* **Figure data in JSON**
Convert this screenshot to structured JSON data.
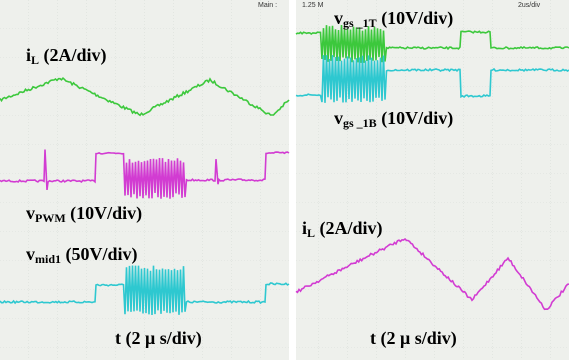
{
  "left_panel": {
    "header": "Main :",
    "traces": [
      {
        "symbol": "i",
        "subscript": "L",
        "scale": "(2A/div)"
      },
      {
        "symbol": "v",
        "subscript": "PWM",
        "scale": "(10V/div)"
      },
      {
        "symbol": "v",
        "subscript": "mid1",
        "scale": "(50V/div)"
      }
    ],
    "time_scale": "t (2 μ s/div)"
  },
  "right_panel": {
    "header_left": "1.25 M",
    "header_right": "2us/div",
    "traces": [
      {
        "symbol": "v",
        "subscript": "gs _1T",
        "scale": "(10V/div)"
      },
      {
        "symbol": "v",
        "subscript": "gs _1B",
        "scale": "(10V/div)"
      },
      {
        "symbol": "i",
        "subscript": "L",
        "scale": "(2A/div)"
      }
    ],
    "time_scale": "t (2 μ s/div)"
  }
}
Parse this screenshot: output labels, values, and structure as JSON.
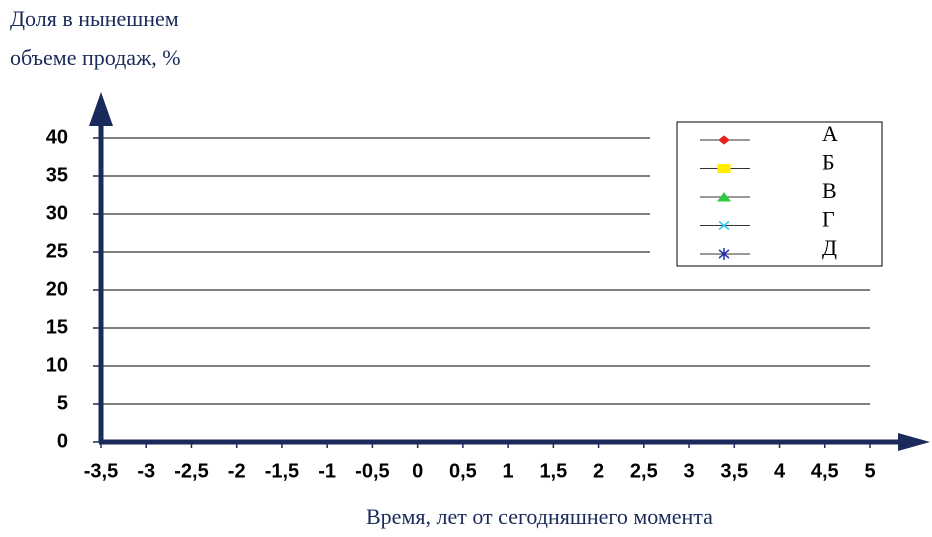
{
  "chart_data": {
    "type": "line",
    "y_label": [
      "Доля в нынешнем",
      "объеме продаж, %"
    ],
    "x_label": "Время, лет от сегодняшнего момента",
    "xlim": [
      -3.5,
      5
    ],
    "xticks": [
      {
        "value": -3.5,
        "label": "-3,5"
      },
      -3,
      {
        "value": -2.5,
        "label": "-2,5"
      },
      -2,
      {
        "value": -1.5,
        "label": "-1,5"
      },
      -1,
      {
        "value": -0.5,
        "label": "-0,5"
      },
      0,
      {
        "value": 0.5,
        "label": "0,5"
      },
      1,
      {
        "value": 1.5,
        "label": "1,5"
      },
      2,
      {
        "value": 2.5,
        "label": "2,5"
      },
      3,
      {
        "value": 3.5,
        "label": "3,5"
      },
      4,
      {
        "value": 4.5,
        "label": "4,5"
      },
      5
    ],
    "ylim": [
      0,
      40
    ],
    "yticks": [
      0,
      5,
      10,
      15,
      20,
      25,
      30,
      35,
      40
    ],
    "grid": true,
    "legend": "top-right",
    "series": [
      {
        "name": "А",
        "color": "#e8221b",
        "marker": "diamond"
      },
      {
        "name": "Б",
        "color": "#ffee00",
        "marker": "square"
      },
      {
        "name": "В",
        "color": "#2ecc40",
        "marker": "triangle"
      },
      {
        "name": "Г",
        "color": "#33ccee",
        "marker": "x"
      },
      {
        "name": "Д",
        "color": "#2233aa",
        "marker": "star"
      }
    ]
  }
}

* **Work required**
Any pictures should be dropped; transcribe the rest of the records above exactly.

* **The reply**
Convert this screenshot to structured JSON data.
{
  "left_panel": {
    "header": "Main :",
    "traces": [
      {
        "symbol": "i",
        "subscript": "L",
        "scale": "(2A/div)"
      },
      {
        "symbol": "v",
        "subscript": "PWM",
        "scale": "(10V/div)"
      },
      {
        "symbol": "v",
        "subscript": "mid1",
        "scale": "(50V/div)"
      }
    ],
    "time_scale": "t (2 μ s/div)"
  },
  "right_panel": {
    "header_left": "1.25 M",
    "header_right": "2us/div",
    "traces": [
      {
        "symbol": "v",
        "subscript": "gs _1T",
        "scale": "(10V/div)"
      },
      {
        "symbol": "v",
        "subscript": "gs _1B",
        "scale": "(10V/div)"
      },
      {
        "symbol": "i",
        "subscript": "L",
        "scale": "(2A/div)"
      }
    ],
    "time_scale": "t (2 μ s/div)"
  }
}
Parse this screenshot: output labels, values, and structure as JSON.
{
  "chart_data": {
    "type": "line",
    "y_label": [
      "Доля в нынешнем",
      "объеме продаж, %"
    ],
    "x_label": "Время, лет от сегодняшнего момента",
    "xlim": [
      -3.5,
      5
    ],
    "xticks": [
      {
        "value": -3.5,
        "label": "-3,5"
      },
      -3,
      {
        "value": -2.5,
        "label": "-2,5"
      },
      -2,
      {
        "value": -1.5,
        "label": "-1,5"
      },
      -1,
      {
        "value": -0.5,
        "label": "-0,5"
      },
      0,
      {
        "value": 0.5,
        "label": "0,5"
      },
      1,
      {
        "value": 1.5,
        "label": "1,5"
      },
      2,
      {
        "value": 2.5,
        "label": "2,5"
      },
      3,
      {
        "value": 3.5,
        "label": "3,5"
      },
      4,
      {
        "value": 4.5,
        "label": "4,5"
      },
      5
    ],
    "ylim": [
      0,
      40
    ],
    "yticks": [
      0,
      5,
      10,
      15,
      20,
      25,
      30,
      35,
      40
    ],
    "grid": true,
    "legend": "top-right",
    "series": [
      {
        "name": "А",
        "color": "#e8221b",
        "marker": "diamond"
      },
      {
        "name": "Б",
        "color": "#ffee00",
        "marker": "square"
      },
      {
        "name": "В",
        "color": "#2ecc40",
        "marker": "triangle"
      },
      {
        "name": "Г",
        "color": "#33ccee",
        "marker": "x"
      },
      {
        "name": "Д",
        "color": "#2233aa",
        "marker": "star"
      }
    ]
  }
}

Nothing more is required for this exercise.